>> Begin

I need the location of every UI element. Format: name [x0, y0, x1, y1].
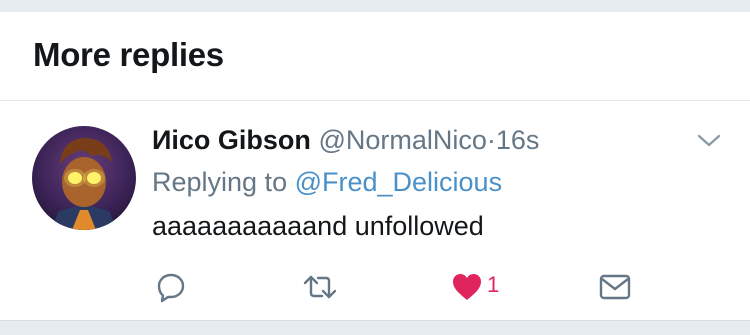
bottom-gap — [0, 321, 750, 335]
retweet-icon — [302, 271, 338, 303]
replying-prefix: Replying to — [152, 167, 295, 197]
replying-to: Replying to @Fred_Delicious — [152, 165, 502, 199]
section-title: More replies — [33, 36, 224, 73]
avatar[interactable] — [32, 126, 136, 230]
like-count: 1 — [487, 272, 500, 297]
reply-tweet[interactable]: Иico Gibson @NormalNico·16s Replying to … — [0, 101, 750, 321]
retweet-button[interactable] — [302, 271, 338, 303]
more-replies-header: More replies — [0, 12, 750, 101]
chevron-down-icon[interactable] — [694, 131, 724, 151]
user-handle[interactable]: @NormalNico — [318, 125, 486, 155]
separator-dot: · — [486, 125, 496, 155]
top-gap — [0, 0, 750, 12]
display-name[interactable]: Иico Gibson — [152, 125, 311, 155]
direct-message-button[interactable] — [598, 271, 632, 303]
tweet-text: aaaaaaaaaaand unfollowed — [152, 211, 484, 241]
heart-icon — [450, 271, 484, 303]
reply-button[interactable] — [155, 271, 187, 303]
mention-link[interactable]: @Fred_Delicious — [295, 167, 502, 197]
tweet-header: Иico Gibson @NormalNico·16s — [152, 123, 539, 157]
envelope-icon — [598, 271, 632, 303]
like-button[interactable] — [450, 271, 484, 303]
timestamp[interactable]: 16s — [496, 125, 540, 155]
reply-icon — [155, 271, 187, 303]
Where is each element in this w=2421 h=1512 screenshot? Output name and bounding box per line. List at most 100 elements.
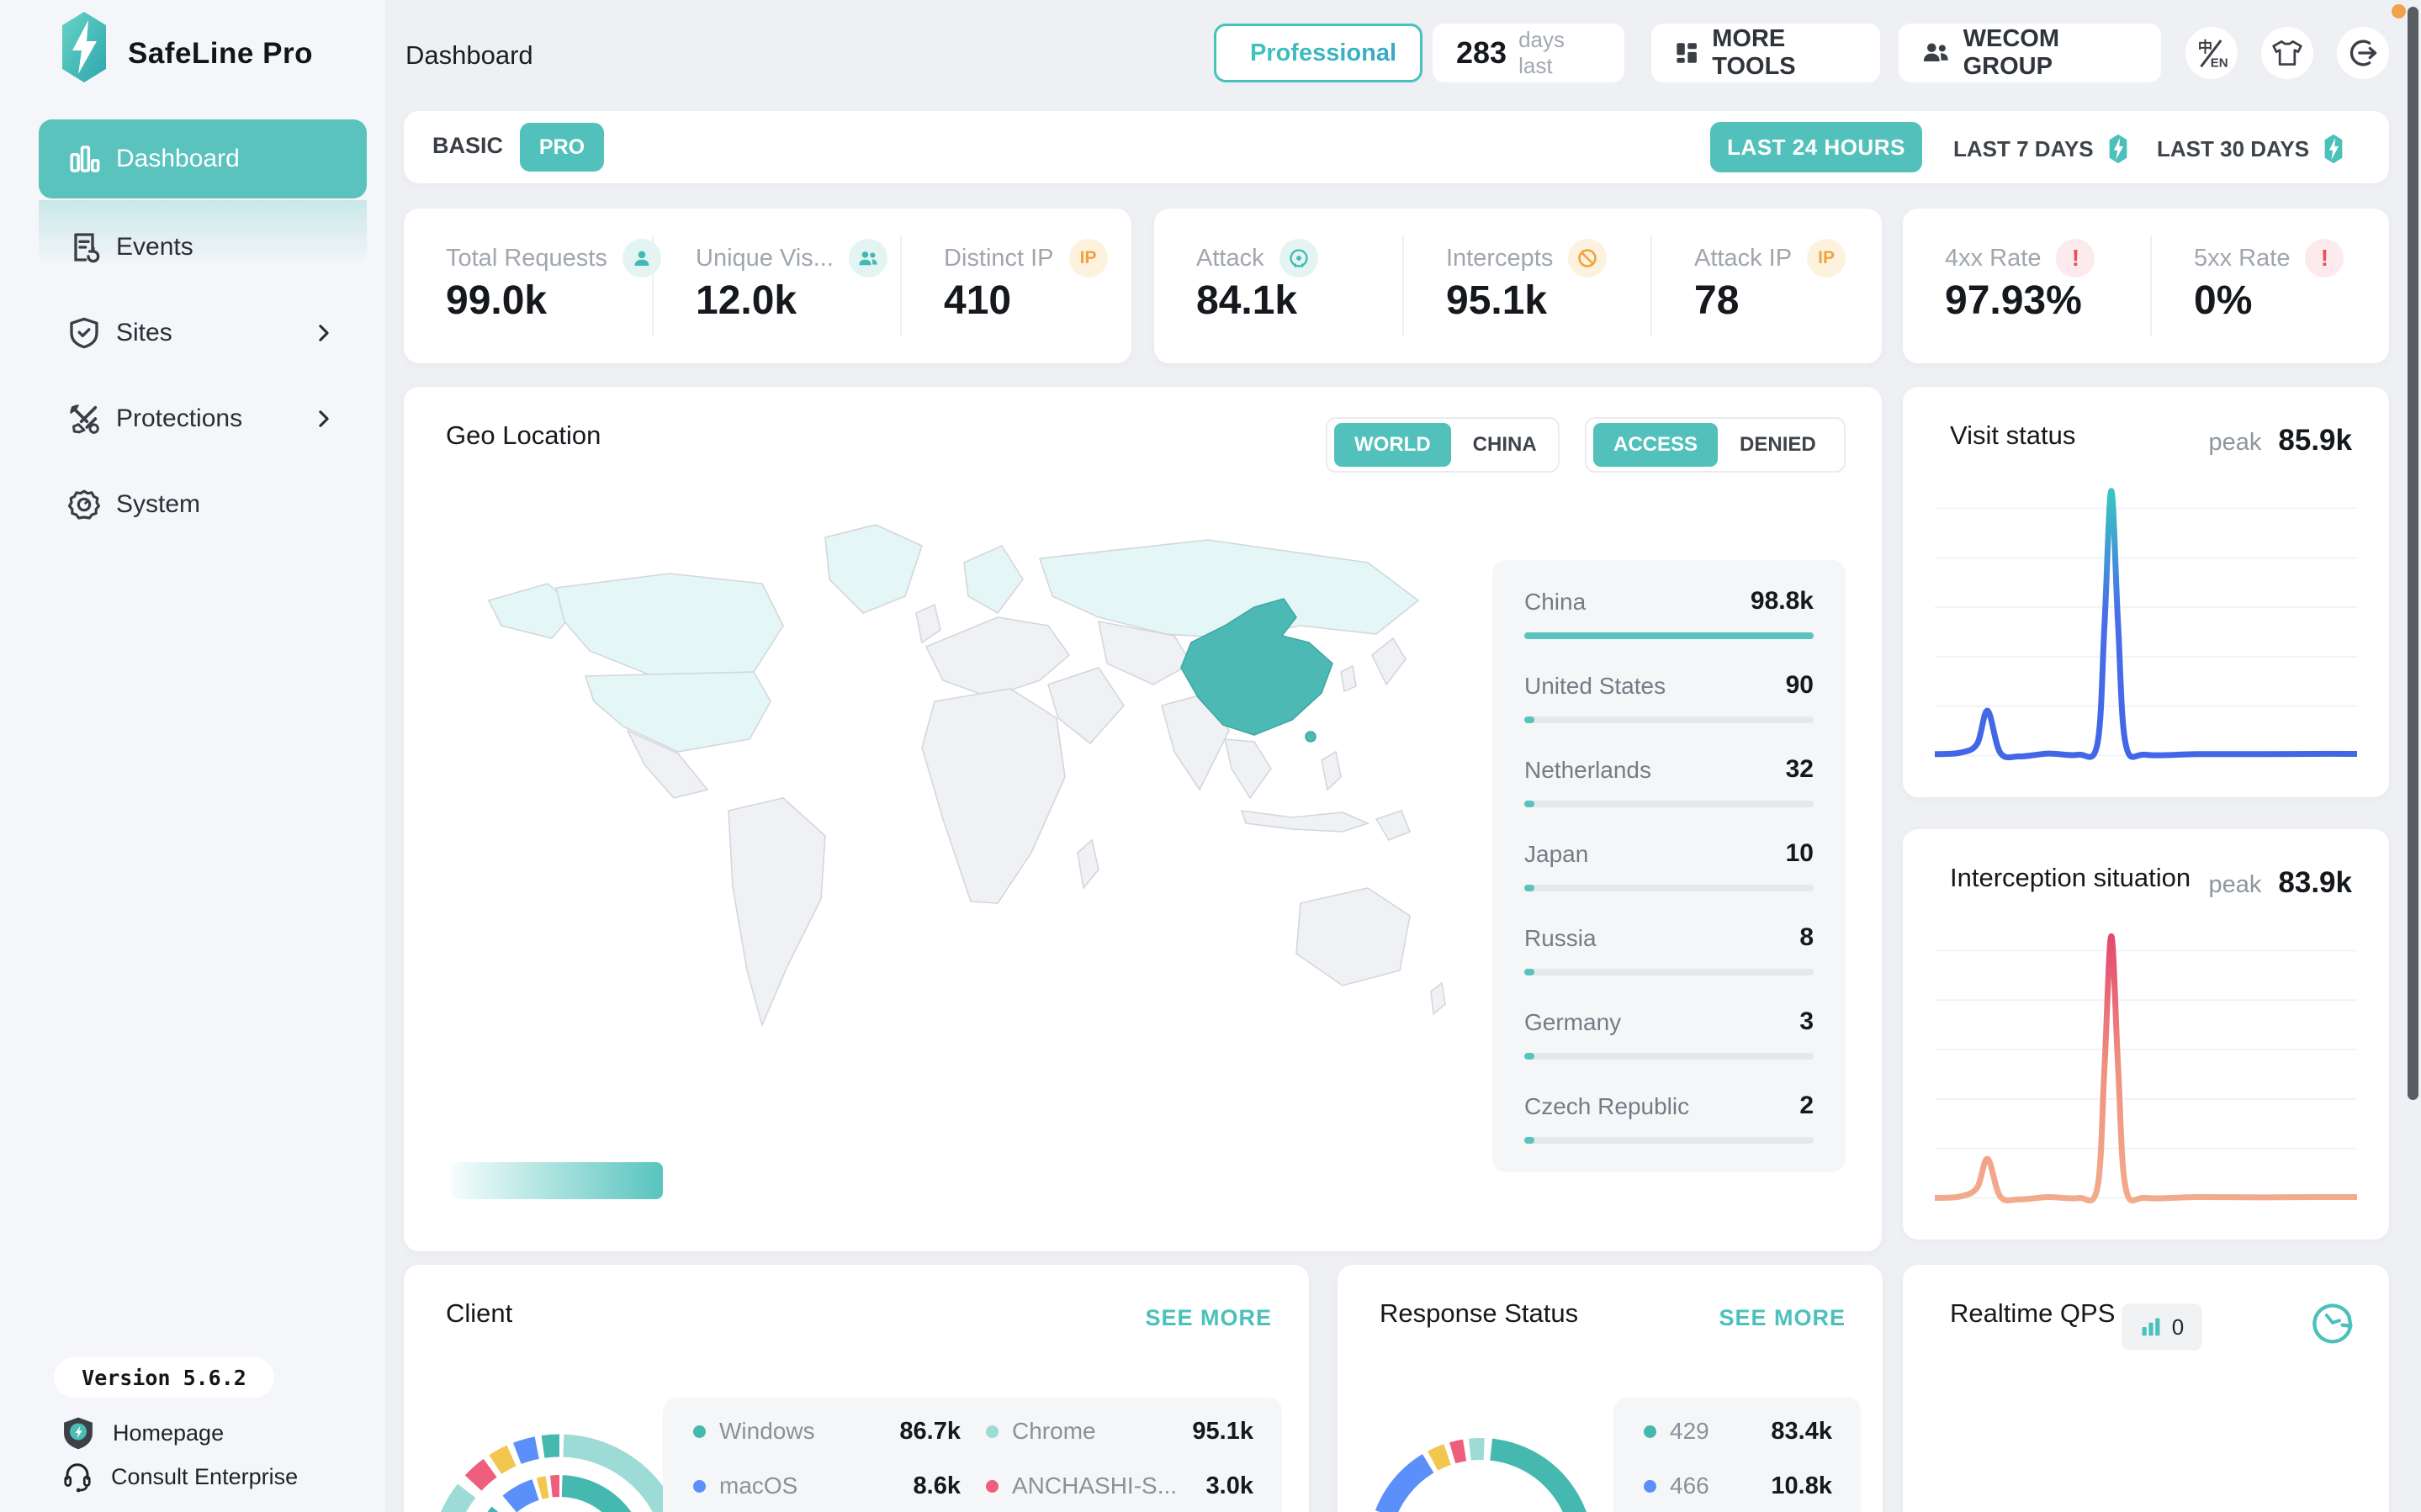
client-see-more-link[interactable]: SEE MORE — [1145, 1305, 1272, 1331]
alert-icon: ! — [2305, 239, 2344, 278]
legend-item[interactable]: macOS8.6k — [693, 1472, 961, 1499]
block-icon — [1568, 239, 1607, 278]
logout-button[interactable] — [2337, 27, 2389, 79]
range-30d-button[interactable]: LAST 30 DAYS — [2157, 133, 2346, 165]
stat-value: 12.0k — [696, 278, 797, 324]
country-row[interactable]: Czech Republic2 — [1524, 1085, 1814, 1162]
shield-check-icon — [67, 316, 101, 350]
legend-item[interactable]: 46610.8k — [1644, 1472, 1832, 1499]
sidebar-item-label: System — [116, 490, 200, 519]
interception-title: Interception situation — [1950, 863, 2191, 893]
people-icon — [849, 239, 887, 278]
homepage-shield-icon — [62, 1416, 94, 1450]
homepage-label: Homepage — [113, 1420, 224, 1446]
toggle-world[interactable]: WORLD — [1334, 423, 1451, 467]
consult-label: Consult Enterprise — [111, 1464, 298, 1490]
legend-item[interactable]: 42983.4k — [1644, 1418, 1832, 1445]
response-see-more-link[interactable]: SEE MORE — [1719, 1305, 1846, 1331]
map-density-legend — [451, 1162, 663, 1199]
client-card: Client SEE MORE Windows86.7k macOS8.6k L… — [404, 1265, 1309, 1512]
stat-label: Distinct IP — [944, 245, 1054, 272]
safeline-logo-icon — [59, 10, 109, 84]
sidebar-item-sites[interactable]: Sites — [39, 306, 367, 360]
sidebar-item-protections[interactable]: Protections — [39, 392, 367, 446]
qps-title: Realtime QPS — [1950, 1298, 2115, 1329]
country-row[interactable]: China98.8k — [1524, 580, 1814, 658]
version-badge: Version 5.6.2 — [54, 1357, 274, 1398]
sidebar-item-system[interactable]: System — [39, 478, 367, 531]
map-south-america — [728, 798, 825, 1025]
country-row[interactable]: Germany3 — [1524, 1001, 1814, 1078]
more-tools-label: MORE TOOLS — [1712, 25, 1857, 81]
stat-label: Intercepts — [1446, 245, 1553, 272]
qps-counter-badge: 0 — [2122, 1303, 2202, 1351]
response-donut-chart[interactable] — [1363, 1408, 1598, 1512]
mode-basic-button[interactable]: BASIC — [432, 133, 503, 159]
realtime-qps-card: Realtime QPS 0 — [1903, 1265, 2389, 1512]
visit-line-chart[interactable] — [1935, 479, 2357, 769]
language-toggle-button[interactable]: 中 EN — [2185, 27, 2238, 79]
range-24h-button[interactable]: LAST 24 HOURS — [1710, 122, 1922, 172]
error-rate-card: 4xx Rate ! 97.93% 5xx Rate ! 0% — [1903, 209, 2389, 363]
stat-label: 4xx Rate — [1945, 245, 2041, 272]
more-tools-button[interactable]: MORE TOOLS — [1651, 24, 1880, 82]
wecom-label: WECOM GROUP — [1963, 25, 2138, 81]
days-remaining-badge[interactable]: 283 days last — [1433, 24, 1624, 82]
client-donut-chart[interactable] — [425, 1404, 694, 1512]
toggle-china[interactable]: CHINA — [1454, 433, 1555, 457]
geo-location-card: Geo Location WORLD CHINA ACCESS DENIED — [404, 387, 1882, 1251]
response-title: Response Status — [1380, 1298, 1578, 1329]
country-row[interactable]: Japan10 — [1524, 833, 1814, 910]
access-denied-toggle: ACCESS DENIED — [1585, 417, 1846, 473]
peak-label: peak — [2209, 429, 2262, 457]
stat-label: 5xx Rate — [2194, 245, 2290, 272]
sidebar-item-events[interactable]: Events — [39, 220, 367, 274]
legend-item[interactable]: Windows86.7k — [693, 1418, 961, 1445]
target-icon — [1279, 239, 1318, 278]
range-7d-button[interactable]: LAST 7 DAYS — [1953, 133, 2131, 165]
people-group-icon — [1922, 40, 1950, 66]
gear-icon — [67, 488, 101, 521]
stat-value: 99.0k — [446, 278, 547, 324]
logout-icon — [2348, 38, 2378, 68]
pro-lightning-icon — [2321, 133, 2346, 165]
interception-line-chart[interactable] — [1935, 922, 2357, 1211]
theme-button[interactable] — [2261, 27, 2313, 79]
legend-item[interactable]: Chrome95.1k — [986, 1418, 1253, 1445]
stat-value: 0% — [2194, 278, 2252, 324]
tshirt-icon — [2271, 39, 2303, 67]
homepage-link[interactable]: Homepage — [62, 1414, 224, 1451]
geo-title: Geo Location — [446, 420, 601, 451]
mode-pro-button[interactable]: PRO — [520, 123, 604, 172]
bar-chart-icon — [67, 141, 103, 177]
events-icon — [67, 230, 101, 264]
map-japan — [1372, 638, 1406, 685]
page-scrollbar[interactable] — [2408, 7, 2418, 1100]
sidebar-item-label: Events — [116, 233, 193, 262]
map-greenland — [825, 525, 922, 613]
stat-value: 410 — [944, 278, 1011, 324]
legend-item[interactable]: ANCHASHI-S...3.0k — [986, 1472, 1253, 1499]
country-row[interactable]: Netherlands32 — [1524, 748, 1814, 826]
stat-label: Attack IP — [1694, 245, 1792, 272]
refresh-clock-icon[interactable] — [2312, 1302, 2354, 1344]
peak-label: peak — [2209, 871, 2262, 899]
world-map[interactable] — [451, 474, 1474, 1157]
country-row[interactable]: United States90 — [1524, 664, 1814, 742]
qps-value: 0 — [2172, 1314, 2184, 1340]
sidebar-item-dashboard[interactable]: Dashboard — [39, 119, 367, 198]
stat-value: 95.1k — [1446, 278, 1547, 324]
ip-badge-icon: IP — [1069, 239, 1108, 278]
country-row[interactable]: Russia8 — [1524, 917, 1814, 994]
toggle-denied[interactable]: DENIED — [1721, 433, 1835, 457]
toggle-access[interactable]: ACCESS — [1593, 423, 1718, 467]
consult-enterprise-link[interactable]: Consult Enterprise — [62, 1458, 298, 1495]
chevron-right-icon — [315, 324, 333, 342]
traffic-stats-card: Total Requests 99.0k Unique Vis... 12.0k… — [404, 209, 1131, 363]
stat-label: Unique Vis... — [696, 245, 834, 272]
map-australia — [1296, 888, 1410, 986]
wecom-group-button[interactable]: WECOM GROUP — [1899, 24, 2161, 82]
map-usa — [585, 672, 771, 752]
headset-icon — [62, 1461, 93, 1493]
plan-badge[interactable]: Professional — [1214, 24, 1422, 82]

>> End

## EXERCISE REQUIREMENTS
Replace "avatar" with "profile-picture" in the lines from the line with "bottom-gap — [0, 321, 750, 335]" to the line with "chevron-down-icon[interactable] — [694, 131, 724, 151]", keeping everything else unchanged, and return only those lines.

## SOLUTION
bottom-gap — [0, 321, 750, 335]
retweet-icon — [302, 271, 338, 303]
replying-prefix: Replying to — [152, 167, 295, 197]
replying-to: Replying to @Fred_Delicious — [152, 165, 502, 199]
section-title: More replies — [33, 36, 224, 73]
profile-picture[interactable] — [32, 126, 136, 230]
like-count: 1 — [487, 272, 500, 297]
reply-tweet[interactable]: Иico Gibson @NormalNico·16s Replying to … — [0, 101, 750, 321]
retweet-button[interactable] — [302, 271, 338, 303]
more-replies-header: More replies — [0, 12, 750, 101]
chevron-down-icon[interactable] — [694, 131, 724, 151]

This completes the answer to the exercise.